* begin RECORDS FOR THE EXERCISE *

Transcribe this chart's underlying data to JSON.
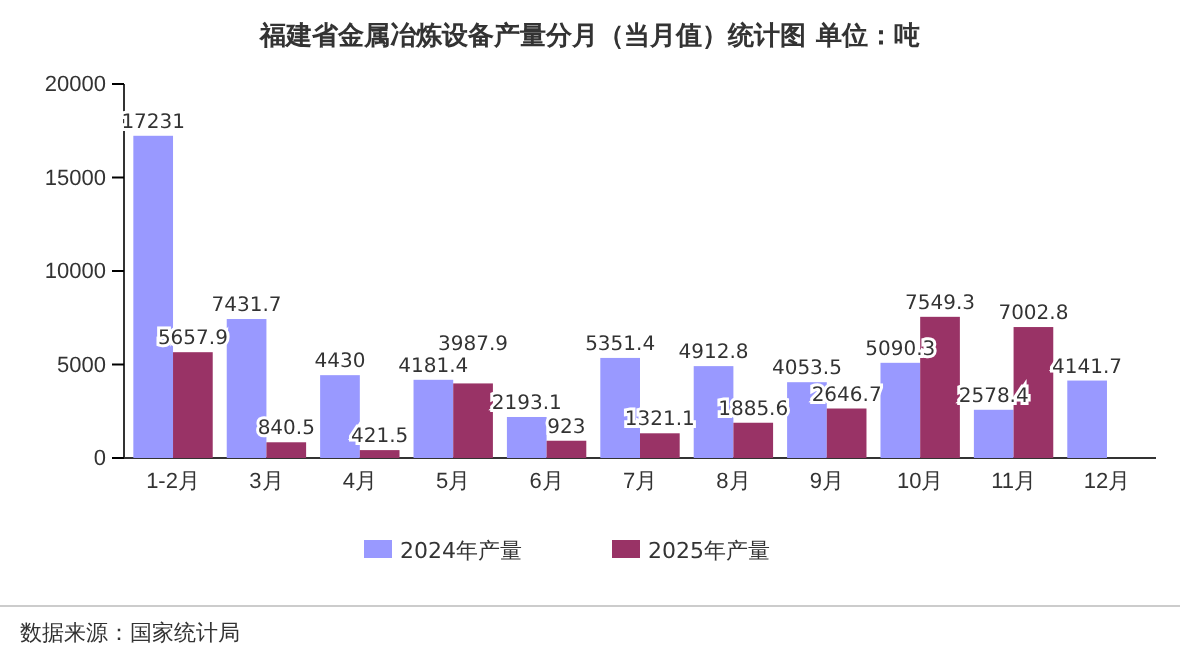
{
  "chart_data": {
    "type": "bar",
    "title": "福建省金属冶炼设备产量分月（当月值）统计图 单位：吨",
    "categories": [
      "1-2月",
      "3月",
      "4月",
      "5月",
      "6月",
      "7月",
      "8月",
      "9月",
      "10月",
      "11月",
      "12月"
    ],
    "series": [
      {
        "name": "2024年产量",
        "color": "#9999ff",
        "values": [
          17231,
          7431.7,
          4430,
          4181.4,
          2193.1,
          5351.4,
          4912.8,
          4053.5,
          5090.3,
          2578.4,
          4141.7
        ]
      },
      {
        "name": "2025年产量",
        "color": "#993366",
        "values": [
          5657.9,
          840.5,
          421.5,
          3987.9,
          923,
          1321.1,
          1885.6,
          2646.7,
          7549.3,
          7002.8,
          null
        ]
      }
    ],
    "ylim": [
      0,
      20000
    ],
    "yticks": [
      0,
      5000,
      10000,
      15000,
      20000
    ],
    "data_labels": true,
    "legend": "bottom",
    "annotations": [
      "数据来源：国家统计局"
    ]
  }
}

* end RECORDS FOR THE EXERCISE *

_INSTRUCTION_
All the records above need to be given again word for word. Skip the pictures.

_SOLUTION_
Transcribe this chart's underlying data to JSON.
{
  "chart_data": {
    "type": "bar",
    "title": "福建省金属冶炼设备产量分月（当月值）统计图 单位：吨",
    "categories": [
      "1-2月",
      "3月",
      "4月",
      "5月",
      "6月",
      "7月",
      "8月",
      "9月",
      "10月",
      "11月",
      "12月"
    ],
    "series": [
      {
        "name": "2024年产量",
        "color": "#9999ff",
        "values": [
          17231,
          7431.7,
          4430,
          4181.4,
          2193.1,
          5351.4,
          4912.8,
          4053.5,
          5090.3,
          2578.4,
          4141.7
        ]
      },
      {
        "name": "2025年产量",
        "color": "#993366",
        "values": [
          5657.9,
          840.5,
          421.5,
          3987.9,
          923,
          1321.1,
          1885.6,
          2646.7,
          7549.3,
          7002.8,
          null
        ]
      }
    ],
    "ylim": [
      0,
      20000
    ],
    "yticks": [
      0,
      5000,
      10000,
      15000,
      20000
    ],
    "data_labels": true,
    "legend": "bottom",
    "annotations": [
      "数据来源：国家统计局"
    ]
  }
}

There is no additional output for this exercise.